>> START
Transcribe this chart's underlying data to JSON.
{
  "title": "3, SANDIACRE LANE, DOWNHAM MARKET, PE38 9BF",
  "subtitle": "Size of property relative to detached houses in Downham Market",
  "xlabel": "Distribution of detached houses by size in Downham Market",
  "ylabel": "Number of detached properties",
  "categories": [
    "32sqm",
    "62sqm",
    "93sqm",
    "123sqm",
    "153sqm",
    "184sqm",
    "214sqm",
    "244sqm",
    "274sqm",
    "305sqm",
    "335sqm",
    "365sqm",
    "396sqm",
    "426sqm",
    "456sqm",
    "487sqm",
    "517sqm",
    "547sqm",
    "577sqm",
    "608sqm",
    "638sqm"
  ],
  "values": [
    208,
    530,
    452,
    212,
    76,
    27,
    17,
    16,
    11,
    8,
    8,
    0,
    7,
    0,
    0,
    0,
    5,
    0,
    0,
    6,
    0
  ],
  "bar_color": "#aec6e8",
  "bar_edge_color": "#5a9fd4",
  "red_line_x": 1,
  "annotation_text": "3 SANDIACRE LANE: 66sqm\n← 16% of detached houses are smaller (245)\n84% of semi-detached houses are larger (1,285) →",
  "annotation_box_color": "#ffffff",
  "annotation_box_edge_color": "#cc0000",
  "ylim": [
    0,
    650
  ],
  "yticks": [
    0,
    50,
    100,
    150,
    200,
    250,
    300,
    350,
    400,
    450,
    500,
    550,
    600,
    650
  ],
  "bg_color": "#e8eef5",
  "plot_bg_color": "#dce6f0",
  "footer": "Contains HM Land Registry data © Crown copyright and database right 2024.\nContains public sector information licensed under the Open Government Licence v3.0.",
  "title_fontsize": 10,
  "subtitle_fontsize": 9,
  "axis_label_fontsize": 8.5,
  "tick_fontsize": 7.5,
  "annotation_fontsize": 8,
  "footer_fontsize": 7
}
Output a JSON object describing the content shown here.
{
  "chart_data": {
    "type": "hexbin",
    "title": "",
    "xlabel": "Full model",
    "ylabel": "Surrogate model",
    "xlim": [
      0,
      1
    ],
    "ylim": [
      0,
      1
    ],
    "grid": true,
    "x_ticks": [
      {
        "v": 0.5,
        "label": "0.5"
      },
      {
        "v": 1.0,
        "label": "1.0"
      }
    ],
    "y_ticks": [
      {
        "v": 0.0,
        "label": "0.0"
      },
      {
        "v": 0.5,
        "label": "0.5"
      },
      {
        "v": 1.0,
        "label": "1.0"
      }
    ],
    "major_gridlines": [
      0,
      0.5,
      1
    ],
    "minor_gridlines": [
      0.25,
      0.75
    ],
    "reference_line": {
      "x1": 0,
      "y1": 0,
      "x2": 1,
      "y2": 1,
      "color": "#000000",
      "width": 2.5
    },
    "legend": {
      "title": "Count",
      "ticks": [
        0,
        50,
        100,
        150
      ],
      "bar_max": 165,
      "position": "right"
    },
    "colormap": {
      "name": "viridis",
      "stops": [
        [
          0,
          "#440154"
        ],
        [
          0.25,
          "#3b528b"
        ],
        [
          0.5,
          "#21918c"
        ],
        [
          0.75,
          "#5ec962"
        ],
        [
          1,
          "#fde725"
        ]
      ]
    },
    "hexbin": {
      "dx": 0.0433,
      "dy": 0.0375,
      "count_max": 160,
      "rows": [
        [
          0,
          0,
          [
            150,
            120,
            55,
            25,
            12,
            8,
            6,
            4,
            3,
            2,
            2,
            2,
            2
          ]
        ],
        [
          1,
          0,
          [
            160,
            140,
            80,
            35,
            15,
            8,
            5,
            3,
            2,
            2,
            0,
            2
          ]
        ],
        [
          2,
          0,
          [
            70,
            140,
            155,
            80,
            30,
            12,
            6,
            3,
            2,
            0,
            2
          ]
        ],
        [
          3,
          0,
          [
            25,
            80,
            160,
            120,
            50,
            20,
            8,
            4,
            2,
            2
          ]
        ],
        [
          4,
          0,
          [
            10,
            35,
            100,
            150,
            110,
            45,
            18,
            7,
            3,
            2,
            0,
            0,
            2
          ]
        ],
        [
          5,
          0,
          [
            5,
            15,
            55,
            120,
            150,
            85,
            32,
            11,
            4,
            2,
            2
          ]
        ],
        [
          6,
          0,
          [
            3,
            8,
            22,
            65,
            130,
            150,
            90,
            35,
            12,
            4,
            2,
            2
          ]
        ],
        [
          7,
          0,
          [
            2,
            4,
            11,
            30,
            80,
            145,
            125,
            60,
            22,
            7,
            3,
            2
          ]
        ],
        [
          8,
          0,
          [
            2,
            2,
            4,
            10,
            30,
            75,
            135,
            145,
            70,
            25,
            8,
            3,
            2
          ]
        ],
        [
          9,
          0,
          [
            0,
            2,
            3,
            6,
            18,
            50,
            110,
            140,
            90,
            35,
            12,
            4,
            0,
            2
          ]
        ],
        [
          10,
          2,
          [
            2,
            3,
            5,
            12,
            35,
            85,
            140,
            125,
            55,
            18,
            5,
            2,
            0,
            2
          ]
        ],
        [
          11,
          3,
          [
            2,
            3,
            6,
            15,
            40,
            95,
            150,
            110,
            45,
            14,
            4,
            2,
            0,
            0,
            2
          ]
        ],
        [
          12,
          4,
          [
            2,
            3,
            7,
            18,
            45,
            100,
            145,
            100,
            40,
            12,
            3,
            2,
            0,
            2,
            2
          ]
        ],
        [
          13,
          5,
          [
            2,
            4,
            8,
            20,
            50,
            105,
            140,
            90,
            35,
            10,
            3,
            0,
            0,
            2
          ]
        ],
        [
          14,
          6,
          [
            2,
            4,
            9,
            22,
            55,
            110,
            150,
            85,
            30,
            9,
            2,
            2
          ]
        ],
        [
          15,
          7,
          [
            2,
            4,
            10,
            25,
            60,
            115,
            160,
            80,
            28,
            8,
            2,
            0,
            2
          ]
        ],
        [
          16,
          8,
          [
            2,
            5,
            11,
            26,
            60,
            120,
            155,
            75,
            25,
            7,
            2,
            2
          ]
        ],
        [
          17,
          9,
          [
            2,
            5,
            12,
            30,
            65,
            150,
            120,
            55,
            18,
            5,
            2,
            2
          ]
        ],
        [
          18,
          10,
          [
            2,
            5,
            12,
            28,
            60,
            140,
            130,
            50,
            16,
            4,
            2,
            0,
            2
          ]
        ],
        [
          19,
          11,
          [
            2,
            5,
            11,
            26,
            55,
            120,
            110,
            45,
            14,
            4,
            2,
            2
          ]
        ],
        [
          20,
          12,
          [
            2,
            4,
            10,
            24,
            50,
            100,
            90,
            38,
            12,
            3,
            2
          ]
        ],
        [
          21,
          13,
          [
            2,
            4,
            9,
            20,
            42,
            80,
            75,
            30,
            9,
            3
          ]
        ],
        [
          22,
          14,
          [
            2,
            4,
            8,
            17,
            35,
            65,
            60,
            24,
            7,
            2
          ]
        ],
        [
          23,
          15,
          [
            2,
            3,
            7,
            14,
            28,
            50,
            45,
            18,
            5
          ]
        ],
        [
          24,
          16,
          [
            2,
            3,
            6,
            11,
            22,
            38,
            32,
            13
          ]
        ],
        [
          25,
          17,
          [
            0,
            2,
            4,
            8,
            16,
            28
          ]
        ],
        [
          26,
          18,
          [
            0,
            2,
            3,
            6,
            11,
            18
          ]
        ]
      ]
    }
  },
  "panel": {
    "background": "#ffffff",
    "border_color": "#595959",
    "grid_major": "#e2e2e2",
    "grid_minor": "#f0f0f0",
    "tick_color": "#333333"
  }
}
>> END
>> START
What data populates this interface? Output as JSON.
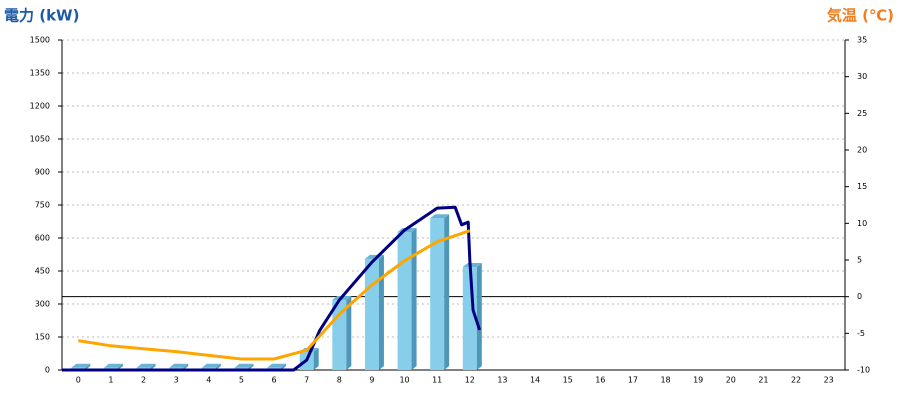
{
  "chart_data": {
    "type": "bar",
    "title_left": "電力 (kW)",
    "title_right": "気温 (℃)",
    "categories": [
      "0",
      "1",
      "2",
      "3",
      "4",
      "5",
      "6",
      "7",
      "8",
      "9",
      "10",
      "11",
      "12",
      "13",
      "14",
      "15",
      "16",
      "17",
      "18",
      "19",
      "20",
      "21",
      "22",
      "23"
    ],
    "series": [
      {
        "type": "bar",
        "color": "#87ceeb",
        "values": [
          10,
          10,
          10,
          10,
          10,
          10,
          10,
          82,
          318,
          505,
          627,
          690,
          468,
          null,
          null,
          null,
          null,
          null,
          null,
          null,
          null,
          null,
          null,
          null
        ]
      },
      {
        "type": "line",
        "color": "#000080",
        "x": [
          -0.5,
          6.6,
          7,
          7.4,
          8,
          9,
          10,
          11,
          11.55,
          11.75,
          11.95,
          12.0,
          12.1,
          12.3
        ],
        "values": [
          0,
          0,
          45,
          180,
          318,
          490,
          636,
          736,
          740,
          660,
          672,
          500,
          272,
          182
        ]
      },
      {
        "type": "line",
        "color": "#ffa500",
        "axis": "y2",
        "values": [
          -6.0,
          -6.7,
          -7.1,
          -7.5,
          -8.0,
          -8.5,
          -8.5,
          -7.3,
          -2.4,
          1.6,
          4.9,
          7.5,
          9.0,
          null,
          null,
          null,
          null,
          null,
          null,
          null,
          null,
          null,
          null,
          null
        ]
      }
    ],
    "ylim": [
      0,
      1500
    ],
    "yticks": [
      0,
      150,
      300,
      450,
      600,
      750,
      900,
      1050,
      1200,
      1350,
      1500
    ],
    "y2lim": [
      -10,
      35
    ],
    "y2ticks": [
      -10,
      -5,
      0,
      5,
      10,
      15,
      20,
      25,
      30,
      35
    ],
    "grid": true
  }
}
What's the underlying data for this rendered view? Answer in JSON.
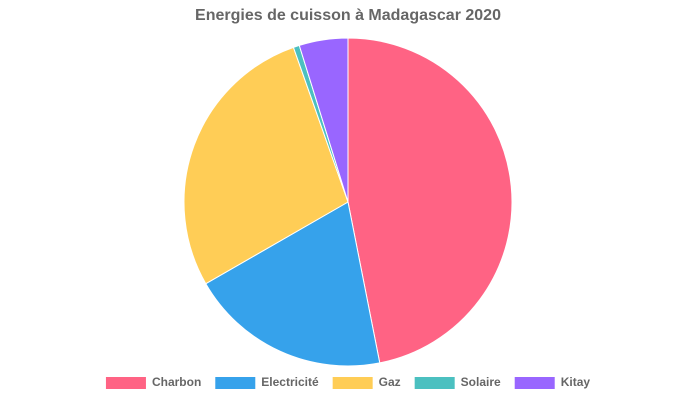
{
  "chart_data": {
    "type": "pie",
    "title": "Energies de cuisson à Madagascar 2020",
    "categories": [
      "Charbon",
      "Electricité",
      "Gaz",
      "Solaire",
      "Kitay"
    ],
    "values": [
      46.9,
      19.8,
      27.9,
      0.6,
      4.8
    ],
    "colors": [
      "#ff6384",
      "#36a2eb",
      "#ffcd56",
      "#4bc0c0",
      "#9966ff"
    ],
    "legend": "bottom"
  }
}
>> END
>> START
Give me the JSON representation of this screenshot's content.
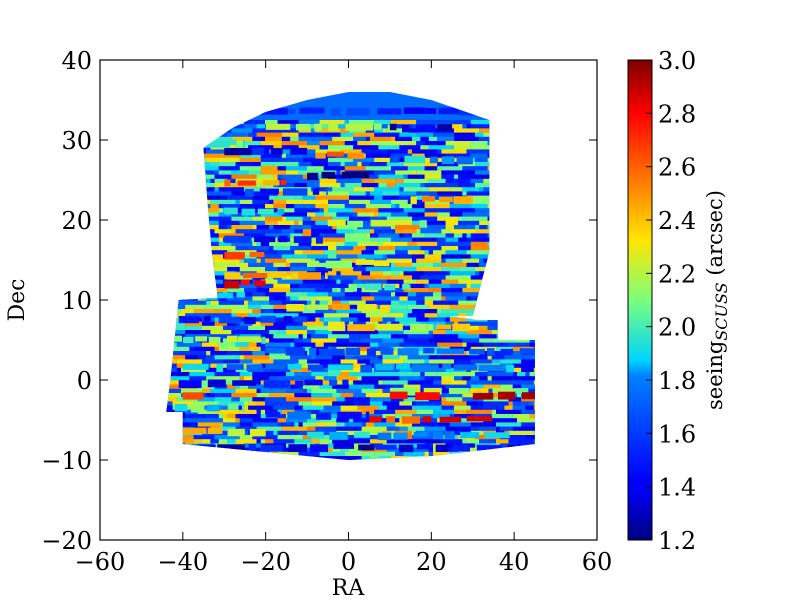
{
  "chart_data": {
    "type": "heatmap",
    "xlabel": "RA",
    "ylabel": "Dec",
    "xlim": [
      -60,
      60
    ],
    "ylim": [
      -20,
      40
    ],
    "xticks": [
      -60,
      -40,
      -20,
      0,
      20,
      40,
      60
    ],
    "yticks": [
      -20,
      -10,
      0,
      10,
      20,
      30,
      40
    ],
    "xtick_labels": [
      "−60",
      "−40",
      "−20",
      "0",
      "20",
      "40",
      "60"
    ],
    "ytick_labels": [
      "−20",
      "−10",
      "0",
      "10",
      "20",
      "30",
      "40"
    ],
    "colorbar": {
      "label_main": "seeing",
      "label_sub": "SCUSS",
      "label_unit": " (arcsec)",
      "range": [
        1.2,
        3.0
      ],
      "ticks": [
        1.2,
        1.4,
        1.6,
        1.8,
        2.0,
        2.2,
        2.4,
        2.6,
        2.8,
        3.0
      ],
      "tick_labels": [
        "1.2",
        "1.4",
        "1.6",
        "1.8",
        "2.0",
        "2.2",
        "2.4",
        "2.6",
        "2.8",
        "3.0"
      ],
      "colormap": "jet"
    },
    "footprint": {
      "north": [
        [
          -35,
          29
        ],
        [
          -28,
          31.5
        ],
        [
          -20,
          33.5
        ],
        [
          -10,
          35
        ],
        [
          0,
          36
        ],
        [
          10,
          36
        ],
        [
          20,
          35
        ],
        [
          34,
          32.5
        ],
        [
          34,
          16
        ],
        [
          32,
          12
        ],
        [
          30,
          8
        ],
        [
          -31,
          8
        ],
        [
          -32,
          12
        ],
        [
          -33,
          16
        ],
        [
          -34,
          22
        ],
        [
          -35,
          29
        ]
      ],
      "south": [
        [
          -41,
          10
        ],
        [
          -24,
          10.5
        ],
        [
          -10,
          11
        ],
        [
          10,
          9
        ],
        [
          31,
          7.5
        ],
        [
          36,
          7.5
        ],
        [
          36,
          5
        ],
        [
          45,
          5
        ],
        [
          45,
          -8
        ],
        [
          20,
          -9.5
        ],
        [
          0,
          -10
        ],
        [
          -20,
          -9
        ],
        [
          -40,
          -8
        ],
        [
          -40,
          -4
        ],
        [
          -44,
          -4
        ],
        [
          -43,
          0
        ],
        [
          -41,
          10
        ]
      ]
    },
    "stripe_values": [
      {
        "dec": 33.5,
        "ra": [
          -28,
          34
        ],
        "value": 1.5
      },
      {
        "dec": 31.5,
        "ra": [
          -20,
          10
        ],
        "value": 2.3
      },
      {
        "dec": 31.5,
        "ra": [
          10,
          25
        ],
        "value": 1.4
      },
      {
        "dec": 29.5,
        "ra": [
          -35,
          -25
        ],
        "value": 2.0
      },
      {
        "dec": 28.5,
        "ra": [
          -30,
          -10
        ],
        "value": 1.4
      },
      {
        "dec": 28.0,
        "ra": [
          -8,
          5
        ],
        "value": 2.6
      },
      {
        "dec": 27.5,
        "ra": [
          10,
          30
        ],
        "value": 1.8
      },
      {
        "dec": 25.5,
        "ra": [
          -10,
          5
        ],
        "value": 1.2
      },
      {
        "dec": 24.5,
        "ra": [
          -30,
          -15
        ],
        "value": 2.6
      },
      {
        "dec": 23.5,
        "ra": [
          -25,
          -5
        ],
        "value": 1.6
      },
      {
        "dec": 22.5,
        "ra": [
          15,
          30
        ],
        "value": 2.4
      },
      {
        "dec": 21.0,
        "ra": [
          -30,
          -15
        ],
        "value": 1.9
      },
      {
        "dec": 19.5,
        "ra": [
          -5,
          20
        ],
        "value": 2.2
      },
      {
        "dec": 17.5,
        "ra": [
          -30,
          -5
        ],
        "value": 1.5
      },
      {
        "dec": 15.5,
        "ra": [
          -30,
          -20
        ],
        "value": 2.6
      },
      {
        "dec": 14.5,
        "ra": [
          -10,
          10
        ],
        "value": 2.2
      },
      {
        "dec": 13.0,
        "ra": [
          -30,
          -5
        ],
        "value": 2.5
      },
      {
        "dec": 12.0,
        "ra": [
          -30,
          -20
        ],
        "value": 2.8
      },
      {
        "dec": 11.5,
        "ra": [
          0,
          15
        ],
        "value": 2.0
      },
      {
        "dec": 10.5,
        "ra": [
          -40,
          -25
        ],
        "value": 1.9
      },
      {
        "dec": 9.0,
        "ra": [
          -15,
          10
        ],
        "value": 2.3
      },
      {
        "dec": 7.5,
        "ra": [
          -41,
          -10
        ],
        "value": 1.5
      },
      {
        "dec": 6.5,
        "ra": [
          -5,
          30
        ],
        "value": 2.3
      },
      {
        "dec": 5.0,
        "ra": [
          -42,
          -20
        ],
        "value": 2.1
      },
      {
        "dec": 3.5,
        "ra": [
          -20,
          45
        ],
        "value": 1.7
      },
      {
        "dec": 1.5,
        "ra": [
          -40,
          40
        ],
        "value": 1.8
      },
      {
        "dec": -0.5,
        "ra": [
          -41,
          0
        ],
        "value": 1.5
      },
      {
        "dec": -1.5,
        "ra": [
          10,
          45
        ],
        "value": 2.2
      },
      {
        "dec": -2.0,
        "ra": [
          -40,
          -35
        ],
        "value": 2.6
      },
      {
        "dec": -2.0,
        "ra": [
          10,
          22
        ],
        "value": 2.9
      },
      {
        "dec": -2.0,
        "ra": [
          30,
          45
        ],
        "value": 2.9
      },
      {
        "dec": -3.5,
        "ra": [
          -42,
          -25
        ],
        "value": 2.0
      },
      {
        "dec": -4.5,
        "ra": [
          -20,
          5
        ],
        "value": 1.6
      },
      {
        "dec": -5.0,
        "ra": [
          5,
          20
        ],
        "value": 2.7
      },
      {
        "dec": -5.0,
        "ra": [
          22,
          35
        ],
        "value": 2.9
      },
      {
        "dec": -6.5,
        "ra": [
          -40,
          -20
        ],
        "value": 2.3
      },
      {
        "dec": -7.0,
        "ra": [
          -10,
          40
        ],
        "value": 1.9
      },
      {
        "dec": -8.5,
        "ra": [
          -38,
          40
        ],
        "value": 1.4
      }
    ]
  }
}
>> END
» Task statement
Only the number is wanted: how many lines of the data contain the word "LANE"?

» The result
2